What needs to be done: All of the records below should be output exactly.

[Saved entries]
◇ ◇ ◇ ◇

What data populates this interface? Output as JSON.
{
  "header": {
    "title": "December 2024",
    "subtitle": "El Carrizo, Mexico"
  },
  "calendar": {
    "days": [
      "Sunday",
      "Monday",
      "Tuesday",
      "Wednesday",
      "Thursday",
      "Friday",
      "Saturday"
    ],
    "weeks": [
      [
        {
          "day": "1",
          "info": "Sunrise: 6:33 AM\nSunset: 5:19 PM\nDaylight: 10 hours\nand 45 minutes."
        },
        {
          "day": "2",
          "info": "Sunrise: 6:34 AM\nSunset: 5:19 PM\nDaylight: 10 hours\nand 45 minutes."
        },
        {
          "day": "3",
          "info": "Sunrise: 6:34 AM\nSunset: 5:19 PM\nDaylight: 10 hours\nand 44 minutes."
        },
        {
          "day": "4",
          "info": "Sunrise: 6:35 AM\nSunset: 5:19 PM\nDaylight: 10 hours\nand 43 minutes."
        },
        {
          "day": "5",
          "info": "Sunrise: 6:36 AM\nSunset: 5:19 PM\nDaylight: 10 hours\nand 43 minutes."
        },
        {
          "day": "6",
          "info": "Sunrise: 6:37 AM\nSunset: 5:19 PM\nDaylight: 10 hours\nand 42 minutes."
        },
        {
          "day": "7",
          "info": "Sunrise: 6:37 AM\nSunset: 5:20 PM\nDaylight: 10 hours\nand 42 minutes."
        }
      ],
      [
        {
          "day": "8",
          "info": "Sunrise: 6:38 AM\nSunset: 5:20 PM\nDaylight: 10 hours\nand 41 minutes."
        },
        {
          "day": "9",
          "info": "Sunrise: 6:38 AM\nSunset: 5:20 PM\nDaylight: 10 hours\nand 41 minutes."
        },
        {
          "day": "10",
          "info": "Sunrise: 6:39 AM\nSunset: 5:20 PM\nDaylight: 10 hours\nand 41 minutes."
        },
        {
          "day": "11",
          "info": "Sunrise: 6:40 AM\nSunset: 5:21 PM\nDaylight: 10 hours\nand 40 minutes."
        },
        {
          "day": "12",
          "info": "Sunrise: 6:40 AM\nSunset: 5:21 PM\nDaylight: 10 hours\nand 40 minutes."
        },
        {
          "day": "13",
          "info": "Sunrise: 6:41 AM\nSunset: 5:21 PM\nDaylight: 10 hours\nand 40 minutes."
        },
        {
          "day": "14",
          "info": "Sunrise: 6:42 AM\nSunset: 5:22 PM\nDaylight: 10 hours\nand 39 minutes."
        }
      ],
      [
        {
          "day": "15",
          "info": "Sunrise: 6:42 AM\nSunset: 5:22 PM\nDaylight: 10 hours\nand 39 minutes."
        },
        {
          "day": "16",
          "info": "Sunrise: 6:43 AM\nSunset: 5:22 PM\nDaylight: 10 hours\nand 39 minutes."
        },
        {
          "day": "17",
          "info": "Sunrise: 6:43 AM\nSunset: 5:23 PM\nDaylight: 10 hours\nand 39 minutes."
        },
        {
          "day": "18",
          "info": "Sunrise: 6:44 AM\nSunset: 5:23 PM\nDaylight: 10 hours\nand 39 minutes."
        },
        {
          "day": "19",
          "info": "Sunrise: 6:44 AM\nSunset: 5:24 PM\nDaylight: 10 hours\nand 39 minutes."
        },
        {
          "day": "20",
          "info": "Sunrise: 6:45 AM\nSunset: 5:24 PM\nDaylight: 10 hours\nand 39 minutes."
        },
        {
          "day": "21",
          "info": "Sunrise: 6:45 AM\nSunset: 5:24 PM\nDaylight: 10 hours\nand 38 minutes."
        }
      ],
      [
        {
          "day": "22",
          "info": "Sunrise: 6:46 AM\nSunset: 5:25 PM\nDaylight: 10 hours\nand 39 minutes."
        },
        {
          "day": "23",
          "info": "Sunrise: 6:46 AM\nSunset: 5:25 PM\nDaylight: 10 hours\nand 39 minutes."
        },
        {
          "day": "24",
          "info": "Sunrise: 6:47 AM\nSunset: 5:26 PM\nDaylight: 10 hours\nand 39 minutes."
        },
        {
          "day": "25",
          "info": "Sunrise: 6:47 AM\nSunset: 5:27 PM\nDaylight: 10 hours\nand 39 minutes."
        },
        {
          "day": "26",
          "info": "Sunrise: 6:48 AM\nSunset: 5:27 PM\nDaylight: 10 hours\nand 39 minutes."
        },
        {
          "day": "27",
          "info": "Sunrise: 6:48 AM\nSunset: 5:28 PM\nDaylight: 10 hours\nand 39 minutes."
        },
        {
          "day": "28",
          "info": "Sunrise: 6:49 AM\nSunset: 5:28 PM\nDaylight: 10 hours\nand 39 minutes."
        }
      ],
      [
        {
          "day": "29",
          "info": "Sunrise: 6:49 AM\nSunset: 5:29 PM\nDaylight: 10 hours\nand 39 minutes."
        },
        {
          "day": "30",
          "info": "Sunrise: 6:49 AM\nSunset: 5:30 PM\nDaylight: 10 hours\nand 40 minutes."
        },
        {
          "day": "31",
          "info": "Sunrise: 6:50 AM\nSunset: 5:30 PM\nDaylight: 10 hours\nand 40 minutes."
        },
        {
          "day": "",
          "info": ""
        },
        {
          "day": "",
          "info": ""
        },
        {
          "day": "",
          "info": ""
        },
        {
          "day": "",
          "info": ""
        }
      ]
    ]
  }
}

◇ ◇ ◇ ◇

Expected output:
What data populates this interface? Output as JSON.
{
  "header": {
    "title": "December 2024",
    "subtitle": "El Carrizo, Mexico"
  },
  "calendar": {
    "days": [
      "Sunday",
      "Monday",
      "Tuesday",
      "Wednesday",
      "Thursday",
      "Friday",
      "Saturday"
    ],
    "weeks": [
      [
        {
          "day": "1",
          "info": "Sunrise: 6:33 AM\nSunset: 5:19 PM\nDaylight: 10 hours\nand 45 minutes."
        },
        {
          "day": "2",
          "info": "Sunrise: 6:34 AM\nSunset: 5:19 PM\nDaylight: 10 hours\nand 45 minutes."
        },
        {
          "day": "3",
          "info": "Sunrise: 6:34 AM\nSunset: 5:19 PM\nDaylight: 10 hours\nand 44 minutes."
        },
        {
          "day": "4",
          "info": "Sunrise: 6:35 AM\nSunset: 5:19 PM\nDaylight: 10 hours\nand 43 minutes."
        },
        {
          "day": "5",
          "info": "Sunrise: 6:36 AM\nSunset: 5:19 PM\nDaylight: 10 hours\nand 43 minutes."
        },
        {
          "day": "6",
          "info": "Sunrise: 6:37 AM\nSunset: 5:19 PM\nDaylight: 10 hours\nand 42 minutes."
        },
        {
          "day": "7",
          "info": "Sunrise: 6:37 AM\nSunset: 5:20 PM\nDaylight: 10 hours\nand 42 minutes."
        }
      ],
      [
        {
          "day": "8",
          "info": "Sunrise: 6:38 AM\nSunset: 5:20 PM\nDaylight: 10 hours\nand 41 minutes."
        },
        {
          "day": "9",
          "info": "Sunrise: 6:38 AM\nSunset: 5:20 PM\nDaylight: 10 hours\nand 41 minutes."
        },
        {
          "day": "10",
          "info": "Sunrise: 6:39 AM\nSunset: 5:20 PM\nDaylight: 10 hours\nand 41 minutes."
        },
        {
          "day": "11",
          "info": "Sunrise: 6:40 AM\nSunset: 5:21 PM\nDaylight: 10 hours\nand 40 minutes."
        },
        {
          "day": "12",
          "info": "Sunrise: 6:40 AM\nSunset: 5:21 PM\nDaylight: 10 hours\nand 40 minutes."
        },
        {
          "day": "13",
          "info": "Sunrise: 6:41 AM\nSunset: 5:21 PM\nDaylight: 10 hours\nand 40 minutes."
        },
        {
          "day": "14",
          "info": "Sunrise: 6:42 AM\nSunset: 5:22 PM\nDaylight: 10 hours\nand 39 minutes."
        }
      ],
      [
        {
          "day": "15",
          "info": "Sunrise: 6:42 AM\nSunset: 5:22 PM\nDaylight: 10 hours\nand 39 minutes."
        },
        {
          "day": "16",
          "info": "Sunrise: 6:43 AM\nSunset: 5:22 PM\nDaylight: 10 hours\nand 39 minutes."
        },
        {
          "day": "17",
          "info": "Sunrise: 6:43 AM\nSunset: 5:23 PM\nDaylight: 10 hours\nand 39 minutes."
        },
        {
          "day": "18",
          "info": "Sunrise: 6:44 AM\nSunset: 5:23 PM\nDaylight: 10 hours\nand 39 minutes."
        },
        {
          "day": "19",
          "info": "Sunrise: 6:44 AM\nSunset: 5:24 PM\nDaylight: 10 hours\nand 39 minutes."
        },
        {
          "day": "20",
          "info": "Sunrise: 6:45 AM\nSunset: 5:24 PM\nDaylight: 10 hours\nand 39 minutes."
        },
        {
          "day": "21",
          "info": "Sunrise: 6:45 AM\nSunset: 5:24 PM\nDaylight: 10 hours\nand 38 minutes."
        }
      ],
      [
        {
          "day": "22",
          "info": "Sunrise: 6:46 AM\nSunset: 5:25 PM\nDaylight: 10 hours\nand 39 minutes."
        },
        {
          "day": "23",
          "info": "Sunrise: 6:46 AM\nSunset: 5:25 PM\nDaylight: 10 hours\nand 39 minutes."
        },
        {
          "day": "24",
          "info": "Sunrise: 6:47 AM\nSunset: 5:26 PM\nDaylight: 10 hours\nand 39 minutes."
        },
        {
          "day": "25",
          "info": "Sunrise: 6:47 AM\nSunset: 5:27 PM\nDaylight: 10 hours\nand 39 minutes."
        },
        {
          "day": "26",
          "info": "Sunrise: 6:48 AM\nSunset: 5:27 PM\nDaylight: 10 hours\nand 39 minutes."
        },
        {
          "day": "27",
          "info": "Sunrise: 6:48 AM\nSunset: 5:28 PM\nDaylight: 10 hours\nand 39 minutes."
        },
        {
          "day": "28",
          "info": "Sunrise: 6:49 AM\nSunset: 5:28 PM\nDaylight: 10 hours\nand 39 minutes."
        }
      ],
      [
        {
          "day": "29",
          "info": "Sunrise: 6:49 AM\nSunset: 5:29 PM\nDaylight: 10 hours\nand 39 minutes."
        },
        {
          "day": "30",
          "info": "Sunrise: 6:49 AM\nSunset: 5:30 PM\nDaylight: 10 hours\nand 40 minutes."
        },
        {
          "day": "31",
          "info": "Sunrise: 6:50 AM\nSunset: 5:30 PM\nDaylight: 10 hours\nand 40 minutes."
        },
        {
          "day": "",
          "info": ""
        },
        {
          "day": "",
          "info": ""
        },
        {
          "day": "",
          "info": ""
        },
        {
          "day": "",
          "info": ""
        }
      ]
    ]
  }
}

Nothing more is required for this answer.